◆ Instructions to follow: Report the count of lines holding "heights" in the records, with no other words.

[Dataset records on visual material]

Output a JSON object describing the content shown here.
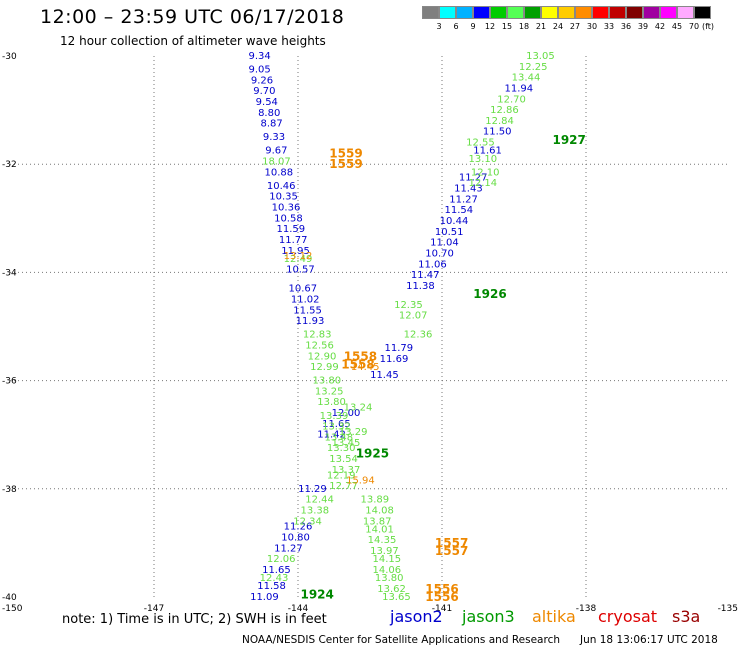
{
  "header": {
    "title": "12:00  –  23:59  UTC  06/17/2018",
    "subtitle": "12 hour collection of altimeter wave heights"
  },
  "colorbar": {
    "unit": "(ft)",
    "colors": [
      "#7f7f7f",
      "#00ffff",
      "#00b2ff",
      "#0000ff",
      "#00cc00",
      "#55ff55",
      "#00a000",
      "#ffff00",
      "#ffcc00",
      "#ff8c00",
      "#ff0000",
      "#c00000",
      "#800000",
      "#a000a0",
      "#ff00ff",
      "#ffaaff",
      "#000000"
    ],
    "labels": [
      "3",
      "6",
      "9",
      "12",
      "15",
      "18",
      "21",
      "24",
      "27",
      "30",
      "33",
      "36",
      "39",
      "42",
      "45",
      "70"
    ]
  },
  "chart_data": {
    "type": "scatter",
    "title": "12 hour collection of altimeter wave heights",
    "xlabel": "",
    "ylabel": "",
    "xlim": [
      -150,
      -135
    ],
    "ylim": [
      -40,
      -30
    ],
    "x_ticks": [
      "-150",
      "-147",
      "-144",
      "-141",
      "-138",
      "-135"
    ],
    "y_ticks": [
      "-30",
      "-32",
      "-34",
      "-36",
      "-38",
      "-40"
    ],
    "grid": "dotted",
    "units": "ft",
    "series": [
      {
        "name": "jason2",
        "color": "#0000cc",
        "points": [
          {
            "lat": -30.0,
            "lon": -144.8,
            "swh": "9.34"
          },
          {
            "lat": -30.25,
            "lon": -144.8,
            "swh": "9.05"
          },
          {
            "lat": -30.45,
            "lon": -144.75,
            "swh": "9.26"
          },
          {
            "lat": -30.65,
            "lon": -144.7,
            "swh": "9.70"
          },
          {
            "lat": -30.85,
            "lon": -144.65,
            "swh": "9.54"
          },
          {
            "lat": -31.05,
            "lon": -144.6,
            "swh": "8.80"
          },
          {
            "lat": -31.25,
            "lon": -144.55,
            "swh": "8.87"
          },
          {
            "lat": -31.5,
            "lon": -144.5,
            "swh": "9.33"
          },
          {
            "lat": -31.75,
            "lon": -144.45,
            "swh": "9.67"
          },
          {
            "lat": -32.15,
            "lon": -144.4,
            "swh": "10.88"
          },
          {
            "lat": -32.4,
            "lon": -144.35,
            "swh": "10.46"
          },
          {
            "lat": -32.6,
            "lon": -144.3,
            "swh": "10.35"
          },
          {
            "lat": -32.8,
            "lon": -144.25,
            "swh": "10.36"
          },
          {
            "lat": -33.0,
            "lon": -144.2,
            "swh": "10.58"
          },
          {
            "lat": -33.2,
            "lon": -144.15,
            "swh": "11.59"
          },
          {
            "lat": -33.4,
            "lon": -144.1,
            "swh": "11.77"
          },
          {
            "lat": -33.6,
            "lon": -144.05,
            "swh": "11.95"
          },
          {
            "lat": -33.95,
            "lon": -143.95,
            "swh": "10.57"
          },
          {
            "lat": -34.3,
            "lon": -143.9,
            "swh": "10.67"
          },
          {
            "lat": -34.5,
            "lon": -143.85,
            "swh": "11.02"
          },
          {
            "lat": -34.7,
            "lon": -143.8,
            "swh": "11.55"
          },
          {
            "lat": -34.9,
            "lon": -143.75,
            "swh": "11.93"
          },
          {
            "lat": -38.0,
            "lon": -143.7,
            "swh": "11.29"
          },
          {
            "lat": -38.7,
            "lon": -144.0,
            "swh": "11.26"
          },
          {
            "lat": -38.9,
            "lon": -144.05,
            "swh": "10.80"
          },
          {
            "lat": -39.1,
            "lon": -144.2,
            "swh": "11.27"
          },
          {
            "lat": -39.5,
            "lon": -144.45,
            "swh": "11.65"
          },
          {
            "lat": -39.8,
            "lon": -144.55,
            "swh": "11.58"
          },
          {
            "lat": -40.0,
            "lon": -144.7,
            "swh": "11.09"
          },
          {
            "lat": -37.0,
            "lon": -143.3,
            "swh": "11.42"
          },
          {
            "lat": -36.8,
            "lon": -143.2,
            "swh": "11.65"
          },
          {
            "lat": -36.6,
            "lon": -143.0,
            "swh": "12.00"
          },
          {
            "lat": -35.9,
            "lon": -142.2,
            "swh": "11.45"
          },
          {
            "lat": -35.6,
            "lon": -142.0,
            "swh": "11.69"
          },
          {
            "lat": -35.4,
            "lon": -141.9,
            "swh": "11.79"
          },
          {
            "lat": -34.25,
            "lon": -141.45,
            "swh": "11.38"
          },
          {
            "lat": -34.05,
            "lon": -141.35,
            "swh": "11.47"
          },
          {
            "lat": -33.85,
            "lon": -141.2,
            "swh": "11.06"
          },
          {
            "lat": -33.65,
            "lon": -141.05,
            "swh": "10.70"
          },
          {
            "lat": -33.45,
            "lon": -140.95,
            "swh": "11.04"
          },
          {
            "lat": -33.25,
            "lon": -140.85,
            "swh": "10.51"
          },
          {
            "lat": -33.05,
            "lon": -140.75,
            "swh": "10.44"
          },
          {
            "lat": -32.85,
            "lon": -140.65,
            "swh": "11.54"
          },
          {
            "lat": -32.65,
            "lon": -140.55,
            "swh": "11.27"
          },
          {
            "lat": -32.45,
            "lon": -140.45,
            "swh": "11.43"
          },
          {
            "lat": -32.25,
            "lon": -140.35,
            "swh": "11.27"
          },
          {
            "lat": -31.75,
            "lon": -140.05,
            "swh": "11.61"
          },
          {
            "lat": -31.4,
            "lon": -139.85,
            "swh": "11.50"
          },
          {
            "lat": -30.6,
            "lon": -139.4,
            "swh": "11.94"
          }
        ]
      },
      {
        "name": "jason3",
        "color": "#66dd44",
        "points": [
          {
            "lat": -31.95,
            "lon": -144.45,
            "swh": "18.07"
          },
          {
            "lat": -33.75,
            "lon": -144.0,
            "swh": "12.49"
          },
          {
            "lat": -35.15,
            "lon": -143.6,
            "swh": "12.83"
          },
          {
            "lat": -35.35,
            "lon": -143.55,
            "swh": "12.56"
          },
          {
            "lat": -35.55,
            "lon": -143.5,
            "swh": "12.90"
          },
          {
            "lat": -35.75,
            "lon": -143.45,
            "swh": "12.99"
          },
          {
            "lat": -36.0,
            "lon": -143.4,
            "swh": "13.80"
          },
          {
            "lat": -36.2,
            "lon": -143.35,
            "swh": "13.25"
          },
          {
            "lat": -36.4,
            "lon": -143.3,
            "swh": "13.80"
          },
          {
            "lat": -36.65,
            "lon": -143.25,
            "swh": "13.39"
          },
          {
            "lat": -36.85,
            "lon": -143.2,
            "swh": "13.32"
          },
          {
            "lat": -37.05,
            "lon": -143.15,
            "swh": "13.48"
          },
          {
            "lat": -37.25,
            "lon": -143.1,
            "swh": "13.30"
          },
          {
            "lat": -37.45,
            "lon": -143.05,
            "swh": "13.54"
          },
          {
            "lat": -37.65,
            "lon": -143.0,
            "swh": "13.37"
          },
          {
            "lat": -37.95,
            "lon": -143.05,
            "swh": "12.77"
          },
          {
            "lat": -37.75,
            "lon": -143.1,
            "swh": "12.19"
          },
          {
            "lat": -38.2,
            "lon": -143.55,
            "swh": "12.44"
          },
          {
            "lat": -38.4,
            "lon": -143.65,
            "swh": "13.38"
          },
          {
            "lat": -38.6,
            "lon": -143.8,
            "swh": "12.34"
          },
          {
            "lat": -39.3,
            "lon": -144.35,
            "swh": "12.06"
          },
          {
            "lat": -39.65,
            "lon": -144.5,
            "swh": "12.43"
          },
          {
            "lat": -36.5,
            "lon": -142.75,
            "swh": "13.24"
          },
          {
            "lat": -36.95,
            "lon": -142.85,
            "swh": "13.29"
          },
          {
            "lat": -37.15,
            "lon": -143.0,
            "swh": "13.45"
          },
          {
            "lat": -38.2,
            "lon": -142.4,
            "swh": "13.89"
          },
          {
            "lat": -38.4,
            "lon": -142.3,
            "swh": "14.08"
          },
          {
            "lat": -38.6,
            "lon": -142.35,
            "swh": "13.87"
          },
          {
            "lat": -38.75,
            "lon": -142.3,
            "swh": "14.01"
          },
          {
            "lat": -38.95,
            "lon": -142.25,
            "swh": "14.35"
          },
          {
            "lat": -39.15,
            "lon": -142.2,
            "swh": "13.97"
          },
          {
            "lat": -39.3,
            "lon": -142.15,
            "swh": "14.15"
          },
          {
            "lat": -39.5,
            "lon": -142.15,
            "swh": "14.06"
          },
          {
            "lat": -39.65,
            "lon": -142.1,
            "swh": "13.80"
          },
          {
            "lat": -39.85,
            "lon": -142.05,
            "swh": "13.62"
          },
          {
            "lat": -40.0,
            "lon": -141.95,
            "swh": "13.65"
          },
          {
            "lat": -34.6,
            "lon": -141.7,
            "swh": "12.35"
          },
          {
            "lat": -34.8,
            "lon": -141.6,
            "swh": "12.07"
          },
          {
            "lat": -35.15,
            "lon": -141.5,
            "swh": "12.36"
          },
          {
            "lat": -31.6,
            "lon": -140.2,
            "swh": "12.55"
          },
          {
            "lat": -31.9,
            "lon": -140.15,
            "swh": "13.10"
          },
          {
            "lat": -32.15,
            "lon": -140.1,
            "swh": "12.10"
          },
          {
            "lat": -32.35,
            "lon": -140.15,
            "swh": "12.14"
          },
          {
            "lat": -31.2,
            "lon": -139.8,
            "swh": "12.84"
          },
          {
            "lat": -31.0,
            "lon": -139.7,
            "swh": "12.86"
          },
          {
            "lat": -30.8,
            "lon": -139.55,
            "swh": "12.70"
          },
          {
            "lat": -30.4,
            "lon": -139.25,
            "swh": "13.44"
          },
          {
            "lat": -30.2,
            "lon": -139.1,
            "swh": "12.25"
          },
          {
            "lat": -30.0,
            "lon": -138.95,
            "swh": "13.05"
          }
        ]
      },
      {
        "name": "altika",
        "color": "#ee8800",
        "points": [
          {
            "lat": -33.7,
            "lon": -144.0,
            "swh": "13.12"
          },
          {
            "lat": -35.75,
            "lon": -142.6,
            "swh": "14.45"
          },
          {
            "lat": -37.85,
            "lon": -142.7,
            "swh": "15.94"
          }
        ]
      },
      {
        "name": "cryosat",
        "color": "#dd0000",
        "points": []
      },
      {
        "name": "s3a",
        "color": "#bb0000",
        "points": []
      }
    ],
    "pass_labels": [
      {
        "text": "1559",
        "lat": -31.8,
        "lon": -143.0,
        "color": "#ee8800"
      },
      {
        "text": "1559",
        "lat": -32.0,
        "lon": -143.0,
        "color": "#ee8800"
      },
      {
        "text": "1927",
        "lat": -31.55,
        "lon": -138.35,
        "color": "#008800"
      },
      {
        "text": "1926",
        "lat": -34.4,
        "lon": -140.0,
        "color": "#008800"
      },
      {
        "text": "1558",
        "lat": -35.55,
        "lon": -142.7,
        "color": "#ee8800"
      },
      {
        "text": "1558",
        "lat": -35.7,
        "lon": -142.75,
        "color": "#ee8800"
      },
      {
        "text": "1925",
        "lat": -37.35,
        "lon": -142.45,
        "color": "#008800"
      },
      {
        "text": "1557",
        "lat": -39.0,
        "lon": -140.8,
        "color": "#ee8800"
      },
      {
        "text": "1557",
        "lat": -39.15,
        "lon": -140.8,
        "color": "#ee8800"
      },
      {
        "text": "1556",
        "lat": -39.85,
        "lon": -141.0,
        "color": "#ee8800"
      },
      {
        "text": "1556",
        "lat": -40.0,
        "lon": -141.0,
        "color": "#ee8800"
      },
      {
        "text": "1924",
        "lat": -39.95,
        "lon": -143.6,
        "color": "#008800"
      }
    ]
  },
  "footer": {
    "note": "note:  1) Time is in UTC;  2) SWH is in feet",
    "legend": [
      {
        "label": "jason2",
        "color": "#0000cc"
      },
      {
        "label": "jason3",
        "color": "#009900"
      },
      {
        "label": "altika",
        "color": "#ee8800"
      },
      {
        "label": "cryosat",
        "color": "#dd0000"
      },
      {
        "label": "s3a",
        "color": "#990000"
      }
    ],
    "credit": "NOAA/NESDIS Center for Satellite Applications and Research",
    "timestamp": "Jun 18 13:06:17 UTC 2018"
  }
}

◆ Expected answer: 2